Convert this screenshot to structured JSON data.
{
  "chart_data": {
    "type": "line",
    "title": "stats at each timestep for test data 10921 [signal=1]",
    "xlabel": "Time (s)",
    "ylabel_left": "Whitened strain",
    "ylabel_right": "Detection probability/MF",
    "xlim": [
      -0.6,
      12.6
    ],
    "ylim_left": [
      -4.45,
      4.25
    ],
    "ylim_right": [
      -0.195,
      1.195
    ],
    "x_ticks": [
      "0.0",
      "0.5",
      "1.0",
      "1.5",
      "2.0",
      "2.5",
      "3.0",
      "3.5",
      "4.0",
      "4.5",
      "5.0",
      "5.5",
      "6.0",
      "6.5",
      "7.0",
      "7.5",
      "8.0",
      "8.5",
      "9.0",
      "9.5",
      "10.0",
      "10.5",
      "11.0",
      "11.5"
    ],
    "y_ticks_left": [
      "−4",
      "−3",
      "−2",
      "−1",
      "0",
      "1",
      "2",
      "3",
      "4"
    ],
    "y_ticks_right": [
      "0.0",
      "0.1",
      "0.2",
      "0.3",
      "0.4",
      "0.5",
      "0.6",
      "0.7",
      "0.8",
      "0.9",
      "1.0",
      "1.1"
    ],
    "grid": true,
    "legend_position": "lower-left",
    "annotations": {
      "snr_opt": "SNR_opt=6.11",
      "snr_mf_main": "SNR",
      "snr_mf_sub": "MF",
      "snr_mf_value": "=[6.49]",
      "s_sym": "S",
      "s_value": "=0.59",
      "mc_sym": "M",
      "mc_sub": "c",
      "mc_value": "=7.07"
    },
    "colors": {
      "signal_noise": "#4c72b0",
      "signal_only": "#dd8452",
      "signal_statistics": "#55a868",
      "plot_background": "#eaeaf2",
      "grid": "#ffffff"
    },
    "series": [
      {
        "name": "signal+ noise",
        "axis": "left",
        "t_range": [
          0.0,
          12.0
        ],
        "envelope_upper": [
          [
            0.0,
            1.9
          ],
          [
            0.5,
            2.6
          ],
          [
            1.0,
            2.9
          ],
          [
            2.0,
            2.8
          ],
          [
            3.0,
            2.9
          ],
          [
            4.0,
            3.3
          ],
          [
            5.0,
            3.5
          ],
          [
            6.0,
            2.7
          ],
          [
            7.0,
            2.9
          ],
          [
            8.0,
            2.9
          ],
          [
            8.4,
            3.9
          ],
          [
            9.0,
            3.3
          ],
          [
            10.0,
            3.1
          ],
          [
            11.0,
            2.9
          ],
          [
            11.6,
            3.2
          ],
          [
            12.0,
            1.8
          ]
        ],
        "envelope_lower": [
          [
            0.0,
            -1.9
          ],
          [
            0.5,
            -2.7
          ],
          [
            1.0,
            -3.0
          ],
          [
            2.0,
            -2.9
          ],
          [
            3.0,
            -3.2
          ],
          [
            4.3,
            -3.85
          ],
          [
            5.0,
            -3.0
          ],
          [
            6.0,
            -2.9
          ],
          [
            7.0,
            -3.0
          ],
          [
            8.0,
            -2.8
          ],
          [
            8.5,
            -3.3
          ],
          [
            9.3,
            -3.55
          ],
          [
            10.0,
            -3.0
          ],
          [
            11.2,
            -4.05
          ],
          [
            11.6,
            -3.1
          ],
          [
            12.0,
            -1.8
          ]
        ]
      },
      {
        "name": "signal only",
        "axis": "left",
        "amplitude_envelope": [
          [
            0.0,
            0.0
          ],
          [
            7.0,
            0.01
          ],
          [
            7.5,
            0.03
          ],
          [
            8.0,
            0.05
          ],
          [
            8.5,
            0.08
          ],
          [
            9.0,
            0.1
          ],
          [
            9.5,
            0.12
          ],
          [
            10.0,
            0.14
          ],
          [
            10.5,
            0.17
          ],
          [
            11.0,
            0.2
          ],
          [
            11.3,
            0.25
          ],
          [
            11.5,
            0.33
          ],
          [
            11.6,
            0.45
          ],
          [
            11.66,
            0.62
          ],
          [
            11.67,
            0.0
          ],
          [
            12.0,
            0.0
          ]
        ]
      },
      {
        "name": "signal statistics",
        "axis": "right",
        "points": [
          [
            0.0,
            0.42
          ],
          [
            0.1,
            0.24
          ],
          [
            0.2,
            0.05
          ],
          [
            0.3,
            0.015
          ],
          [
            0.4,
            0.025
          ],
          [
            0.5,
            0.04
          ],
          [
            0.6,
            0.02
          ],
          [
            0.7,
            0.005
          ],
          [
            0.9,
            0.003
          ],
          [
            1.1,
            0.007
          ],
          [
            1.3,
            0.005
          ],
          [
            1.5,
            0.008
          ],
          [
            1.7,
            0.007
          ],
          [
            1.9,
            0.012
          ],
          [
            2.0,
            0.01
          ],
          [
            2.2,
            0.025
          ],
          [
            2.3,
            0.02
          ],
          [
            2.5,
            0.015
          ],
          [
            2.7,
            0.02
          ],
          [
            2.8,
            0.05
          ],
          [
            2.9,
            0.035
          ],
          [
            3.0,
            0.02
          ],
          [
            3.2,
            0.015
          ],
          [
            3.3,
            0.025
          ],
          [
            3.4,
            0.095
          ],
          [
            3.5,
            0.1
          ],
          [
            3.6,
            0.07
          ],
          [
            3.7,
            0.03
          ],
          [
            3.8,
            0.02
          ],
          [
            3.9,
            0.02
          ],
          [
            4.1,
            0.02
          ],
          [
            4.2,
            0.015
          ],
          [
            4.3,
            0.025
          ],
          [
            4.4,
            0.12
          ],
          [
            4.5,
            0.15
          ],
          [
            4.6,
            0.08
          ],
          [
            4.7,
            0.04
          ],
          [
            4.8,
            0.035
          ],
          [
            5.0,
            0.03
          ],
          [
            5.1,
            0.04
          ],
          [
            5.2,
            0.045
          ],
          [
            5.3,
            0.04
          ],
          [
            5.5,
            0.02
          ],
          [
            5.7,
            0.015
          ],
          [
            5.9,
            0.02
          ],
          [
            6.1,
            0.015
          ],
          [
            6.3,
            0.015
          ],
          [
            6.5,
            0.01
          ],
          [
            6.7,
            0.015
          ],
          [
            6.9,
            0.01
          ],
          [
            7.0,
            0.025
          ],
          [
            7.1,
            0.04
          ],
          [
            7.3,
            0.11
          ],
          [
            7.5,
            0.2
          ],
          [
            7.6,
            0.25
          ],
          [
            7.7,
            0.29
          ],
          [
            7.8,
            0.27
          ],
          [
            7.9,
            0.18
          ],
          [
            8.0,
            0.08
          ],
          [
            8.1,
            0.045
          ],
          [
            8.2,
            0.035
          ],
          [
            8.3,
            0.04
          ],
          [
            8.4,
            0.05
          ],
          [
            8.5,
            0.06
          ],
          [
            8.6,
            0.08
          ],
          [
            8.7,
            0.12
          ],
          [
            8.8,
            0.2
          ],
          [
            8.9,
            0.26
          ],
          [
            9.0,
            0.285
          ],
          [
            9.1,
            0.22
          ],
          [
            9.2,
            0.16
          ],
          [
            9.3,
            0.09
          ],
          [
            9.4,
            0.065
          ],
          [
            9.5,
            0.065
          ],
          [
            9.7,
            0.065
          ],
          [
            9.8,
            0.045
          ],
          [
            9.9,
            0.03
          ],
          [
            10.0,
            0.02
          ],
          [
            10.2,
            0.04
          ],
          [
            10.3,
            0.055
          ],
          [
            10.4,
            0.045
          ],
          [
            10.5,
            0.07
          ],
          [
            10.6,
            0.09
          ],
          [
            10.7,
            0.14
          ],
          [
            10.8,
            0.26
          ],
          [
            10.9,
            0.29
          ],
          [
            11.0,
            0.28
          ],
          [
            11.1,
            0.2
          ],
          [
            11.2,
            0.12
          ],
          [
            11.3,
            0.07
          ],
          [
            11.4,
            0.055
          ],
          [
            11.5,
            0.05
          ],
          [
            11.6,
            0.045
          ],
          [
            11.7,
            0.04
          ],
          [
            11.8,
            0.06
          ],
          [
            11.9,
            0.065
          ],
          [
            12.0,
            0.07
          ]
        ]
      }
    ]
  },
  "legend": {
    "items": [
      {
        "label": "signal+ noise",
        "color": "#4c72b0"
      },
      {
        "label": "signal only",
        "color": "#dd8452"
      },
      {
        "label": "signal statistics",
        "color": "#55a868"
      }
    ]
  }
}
# # # #
### Stated goal
Give a single number: the count of lines above that include the word "name".

### The result
3